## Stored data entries
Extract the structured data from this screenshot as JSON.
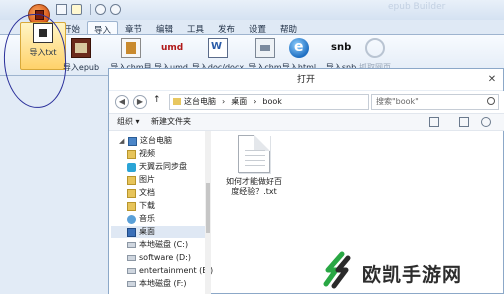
{
  "app": {
    "watermark": "epub Builder",
    "tabs": [
      {
        "label": "开始"
      },
      {
        "label": "导入"
      },
      {
        "label": "章节"
      },
      {
        "label": "编辑"
      },
      {
        "label": "工具"
      },
      {
        "label": "发布"
      },
      {
        "label": "设置"
      },
      {
        "label": "帮助"
      }
    ],
    "active_tab": "导入",
    "ribbon": [
      {
        "label": "导入txt",
        "icon": "txt-file-icon"
      },
      {
        "label": "导入epub",
        "icon": "epub-book-icon"
      },
      {
        "label": "导入chm目录",
        "icon": "chm-icon"
      },
      {
        "label": "导入umd",
        "icon": "umd-icon"
      },
      {
        "label": "导入doc/docx",
        "icon": "word-doc-icon"
      },
      {
        "label": "导入chm",
        "icon": "chm-file-icon"
      },
      {
        "label": "导入html",
        "icon": "ie-globe-icon"
      },
      {
        "label": "导入snb",
        "icon": "snb-icon"
      },
      {
        "label": "抓取网页",
        "icon": "web-grab-icon"
      }
    ]
  },
  "dialog": {
    "title": "打开",
    "close": "✕",
    "path": [
      "这台电脑",
      "桌面",
      "book"
    ],
    "search_placeholder": "搜索\"book\"",
    "toolbar": {
      "organize": "组织 ▾",
      "new_folder": "新建文件夹"
    },
    "nav_items": [
      {
        "label": "这台电脑",
        "icon": "pc",
        "level": 0,
        "expand": "◢"
      },
      {
        "label": "视频",
        "icon": "folder",
        "level": 1
      },
      {
        "label": "天翼云同步盘",
        "icon": "cloud",
        "level": 1
      },
      {
        "label": "图片",
        "icon": "folder",
        "level": 1
      },
      {
        "label": "文档",
        "icon": "folder",
        "level": 1
      },
      {
        "label": "下载",
        "icon": "folder",
        "level": 1
      },
      {
        "label": "音乐",
        "icon": "music",
        "level": 1
      },
      {
        "label": "桌面",
        "icon": "desk",
        "level": 1,
        "selected": true
      },
      {
        "label": "本地磁盘 (C:)",
        "icon": "drive",
        "level": 1
      },
      {
        "label": "software (D:)",
        "icon": "drive",
        "level": 1
      },
      {
        "label": "entertainment (E:)",
        "icon": "drive",
        "level": 1
      },
      {
        "label": "本地磁盘 (F:)",
        "icon": "drive",
        "level": 1
      }
    ],
    "files": [
      {
        "name": "如何才能做好百度经验？.txt"
      }
    ]
  },
  "brand": {
    "text": "欧凯手游网"
  },
  "colors": {
    "annotation": "#2a2f9a",
    "accent": "#ffd26a"
  }
}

## WHAT NEEDS TO BE DONE
Reproduce the material above in full and without alteration, but skip all pictures.

## OUTPUT FOR THIS EXERCISE
Extract the structured data from this screenshot as JSON.
{
  "app": {
    "watermark": "epub Builder",
    "tabs": [
      {
        "label": "开始"
      },
      {
        "label": "导入"
      },
      {
        "label": "章节"
      },
      {
        "label": "编辑"
      },
      {
        "label": "工具"
      },
      {
        "label": "发布"
      },
      {
        "label": "设置"
      },
      {
        "label": "帮助"
      }
    ],
    "active_tab": "导入",
    "ribbon": [
      {
        "label": "导入txt",
        "icon": "txt-file-icon"
      },
      {
        "label": "导入epub",
        "icon": "epub-book-icon"
      },
      {
        "label": "导入chm目录",
        "icon": "chm-icon"
      },
      {
        "label": "导入umd",
        "icon": "umd-icon"
      },
      {
        "label": "导入doc/docx",
        "icon": "word-doc-icon"
      },
      {
        "label": "导入chm",
        "icon": "chm-file-icon"
      },
      {
        "label": "导入html",
        "icon": "ie-globe-icon"
      },
      {
        "label": "导入snb",
        "icon": "snb-icon"
      },
      {
        "label": "抓取网页",
        "icon": "web-grab-icon"
      }
    ]
  },
  "dialog": {
    "title": "打开",
    "close": "✕",
    "path": [
      "这台电脑",
      "桌面",
      "book"
    ],
    "search_placeholder": "搜索\"book\"",
    "toolbar": {
      "organize": "组织 ▾",
      "new_folder": "新建文件夹"
    },
    "nav_items": [
      {
        "label": "这台电脑",
        "icon": "pc",
        "level": 0,
        "expand": "◢"
      },
      {
        "label": "视频",
        "icon": "folder",
        "level": 1
      },
      {
        "label": "天翼云同步盘",
        "icon": "cloud",
        "level": 1
      },
      {
        "label": "图片",
        "icon": "folder",
        "level": 1
      },
      {
        "label": "文档",
        "icon": "folder",
        "level": 1
      },
      {
        "label": "下载",
        "icon": "folder",
        "level": 1
      },
      {
        "label": "音乐",
        "icon": "music",
        "level": 1
      },
      {
        "label": "桌面",
        "icon": "desk",
        "level": 1,
        "selected": true
      },
      {
        "label": "本地磁盘 (C:)",
        "icon": "drive",
        "level": 1
      },
      {
        "label": "software (D:)",
        "icon": "drive",
        "level": 1
      },
      {
        "label": "entertainment (E:)",
        "icon": "drive",
        "level": 1
      },
      {
        "label": "本地磁盘 (F:)",
        "icon": "drive",
        "level": 1
      }
    ],
    "files": [
      {
        "name": "如何才能做好百度经验？.txt"
      }
    ]
  },
  "brand": {
    "text": "欧凯手游网"
  },
  "colors": {
    "annotation": "#2a2f9a",
    "accent": "#ffd26a"
  }
}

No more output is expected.